[Stored entries]
----

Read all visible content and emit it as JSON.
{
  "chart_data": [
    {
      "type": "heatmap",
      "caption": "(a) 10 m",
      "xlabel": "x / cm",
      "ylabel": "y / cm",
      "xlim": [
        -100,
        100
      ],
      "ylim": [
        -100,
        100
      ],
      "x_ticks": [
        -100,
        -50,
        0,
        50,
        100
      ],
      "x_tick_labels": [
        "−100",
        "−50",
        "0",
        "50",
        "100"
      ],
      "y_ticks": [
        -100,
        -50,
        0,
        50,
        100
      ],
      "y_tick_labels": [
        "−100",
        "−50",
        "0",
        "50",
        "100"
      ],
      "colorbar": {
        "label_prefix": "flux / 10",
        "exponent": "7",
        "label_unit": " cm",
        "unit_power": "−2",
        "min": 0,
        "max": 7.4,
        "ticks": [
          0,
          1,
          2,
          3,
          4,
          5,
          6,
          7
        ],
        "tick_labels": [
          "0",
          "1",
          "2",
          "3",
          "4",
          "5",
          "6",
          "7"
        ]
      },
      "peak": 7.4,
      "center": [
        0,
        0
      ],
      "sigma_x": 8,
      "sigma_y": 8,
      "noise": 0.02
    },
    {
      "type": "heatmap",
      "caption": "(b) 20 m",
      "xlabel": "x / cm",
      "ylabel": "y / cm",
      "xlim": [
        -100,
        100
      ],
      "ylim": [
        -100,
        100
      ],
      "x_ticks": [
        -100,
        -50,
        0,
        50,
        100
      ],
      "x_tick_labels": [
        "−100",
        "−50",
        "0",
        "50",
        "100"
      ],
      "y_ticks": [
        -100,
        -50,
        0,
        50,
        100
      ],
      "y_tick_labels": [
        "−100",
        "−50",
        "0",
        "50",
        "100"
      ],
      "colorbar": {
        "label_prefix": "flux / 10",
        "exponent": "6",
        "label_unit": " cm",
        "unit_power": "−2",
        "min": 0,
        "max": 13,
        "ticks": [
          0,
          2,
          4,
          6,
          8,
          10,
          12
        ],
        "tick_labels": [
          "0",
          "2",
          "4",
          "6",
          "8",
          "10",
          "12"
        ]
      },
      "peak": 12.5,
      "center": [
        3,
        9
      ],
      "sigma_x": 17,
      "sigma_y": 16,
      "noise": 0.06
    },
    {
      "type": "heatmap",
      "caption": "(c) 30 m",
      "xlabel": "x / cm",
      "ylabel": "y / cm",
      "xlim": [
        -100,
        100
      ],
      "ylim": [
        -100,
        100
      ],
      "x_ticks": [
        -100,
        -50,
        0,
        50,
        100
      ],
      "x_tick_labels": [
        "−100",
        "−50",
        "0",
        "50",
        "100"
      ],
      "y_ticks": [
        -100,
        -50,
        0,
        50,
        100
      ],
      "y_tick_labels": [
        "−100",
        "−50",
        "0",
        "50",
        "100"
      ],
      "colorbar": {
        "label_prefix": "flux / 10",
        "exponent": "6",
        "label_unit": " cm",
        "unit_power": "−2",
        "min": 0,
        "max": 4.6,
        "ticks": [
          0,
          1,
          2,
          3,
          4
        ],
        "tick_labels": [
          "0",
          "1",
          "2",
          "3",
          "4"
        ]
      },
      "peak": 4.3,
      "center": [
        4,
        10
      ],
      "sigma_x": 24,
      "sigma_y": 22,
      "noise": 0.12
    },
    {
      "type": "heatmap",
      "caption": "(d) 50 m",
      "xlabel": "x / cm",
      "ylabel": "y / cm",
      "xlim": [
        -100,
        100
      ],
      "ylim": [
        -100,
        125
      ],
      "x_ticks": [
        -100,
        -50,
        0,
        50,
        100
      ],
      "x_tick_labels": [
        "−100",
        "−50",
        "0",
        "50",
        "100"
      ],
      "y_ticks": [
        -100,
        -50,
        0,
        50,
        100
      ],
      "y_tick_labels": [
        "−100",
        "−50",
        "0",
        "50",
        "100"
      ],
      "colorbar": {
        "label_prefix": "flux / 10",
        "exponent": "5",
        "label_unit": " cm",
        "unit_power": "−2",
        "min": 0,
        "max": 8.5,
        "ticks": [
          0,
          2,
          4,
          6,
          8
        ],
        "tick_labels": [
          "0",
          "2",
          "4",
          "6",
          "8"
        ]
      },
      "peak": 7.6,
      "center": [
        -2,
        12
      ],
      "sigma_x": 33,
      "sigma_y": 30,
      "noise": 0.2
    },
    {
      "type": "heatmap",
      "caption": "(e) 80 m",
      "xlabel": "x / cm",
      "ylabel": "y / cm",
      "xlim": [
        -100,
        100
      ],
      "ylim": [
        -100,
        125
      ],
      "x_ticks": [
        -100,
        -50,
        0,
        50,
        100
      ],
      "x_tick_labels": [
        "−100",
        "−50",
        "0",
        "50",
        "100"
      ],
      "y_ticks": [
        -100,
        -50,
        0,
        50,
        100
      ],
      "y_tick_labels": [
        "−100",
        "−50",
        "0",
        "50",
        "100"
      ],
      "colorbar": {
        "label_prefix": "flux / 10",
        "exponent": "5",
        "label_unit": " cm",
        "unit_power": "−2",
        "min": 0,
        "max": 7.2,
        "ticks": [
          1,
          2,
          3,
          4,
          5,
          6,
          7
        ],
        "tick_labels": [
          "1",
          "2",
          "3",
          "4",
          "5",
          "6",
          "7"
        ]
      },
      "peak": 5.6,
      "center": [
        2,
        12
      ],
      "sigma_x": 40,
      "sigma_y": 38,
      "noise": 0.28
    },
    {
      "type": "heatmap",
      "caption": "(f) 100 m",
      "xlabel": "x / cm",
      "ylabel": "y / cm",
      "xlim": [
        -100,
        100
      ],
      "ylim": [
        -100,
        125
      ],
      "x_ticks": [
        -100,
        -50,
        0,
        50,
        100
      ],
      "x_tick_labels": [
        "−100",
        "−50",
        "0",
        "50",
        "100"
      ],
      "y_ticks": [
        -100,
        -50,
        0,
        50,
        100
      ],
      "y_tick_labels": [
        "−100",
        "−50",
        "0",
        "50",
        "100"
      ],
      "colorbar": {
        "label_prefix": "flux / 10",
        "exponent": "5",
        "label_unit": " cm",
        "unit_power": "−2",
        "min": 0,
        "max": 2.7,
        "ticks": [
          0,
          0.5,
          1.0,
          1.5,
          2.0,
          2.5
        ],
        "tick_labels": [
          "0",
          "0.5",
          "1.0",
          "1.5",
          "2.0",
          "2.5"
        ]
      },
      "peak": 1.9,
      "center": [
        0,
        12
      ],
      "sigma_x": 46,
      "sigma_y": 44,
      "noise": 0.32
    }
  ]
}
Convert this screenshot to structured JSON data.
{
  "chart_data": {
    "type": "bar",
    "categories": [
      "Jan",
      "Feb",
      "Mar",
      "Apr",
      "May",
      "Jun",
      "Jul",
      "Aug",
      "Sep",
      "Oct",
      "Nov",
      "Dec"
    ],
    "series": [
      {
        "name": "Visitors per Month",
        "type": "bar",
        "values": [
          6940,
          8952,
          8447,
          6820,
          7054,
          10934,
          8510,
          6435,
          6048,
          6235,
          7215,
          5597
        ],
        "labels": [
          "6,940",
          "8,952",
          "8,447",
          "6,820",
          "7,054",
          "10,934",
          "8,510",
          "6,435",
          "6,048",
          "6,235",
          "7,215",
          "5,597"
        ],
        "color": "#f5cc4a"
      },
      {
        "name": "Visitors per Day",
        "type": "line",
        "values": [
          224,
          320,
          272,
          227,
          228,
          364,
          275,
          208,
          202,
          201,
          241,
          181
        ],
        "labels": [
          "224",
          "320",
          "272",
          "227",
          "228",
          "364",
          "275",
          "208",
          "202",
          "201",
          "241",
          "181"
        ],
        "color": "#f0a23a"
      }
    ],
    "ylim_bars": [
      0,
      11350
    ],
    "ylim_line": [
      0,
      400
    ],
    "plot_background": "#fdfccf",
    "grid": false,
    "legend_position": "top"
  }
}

----

Report the number of lines that include the string "noise"; return nothing but the count.

ANSWER:
6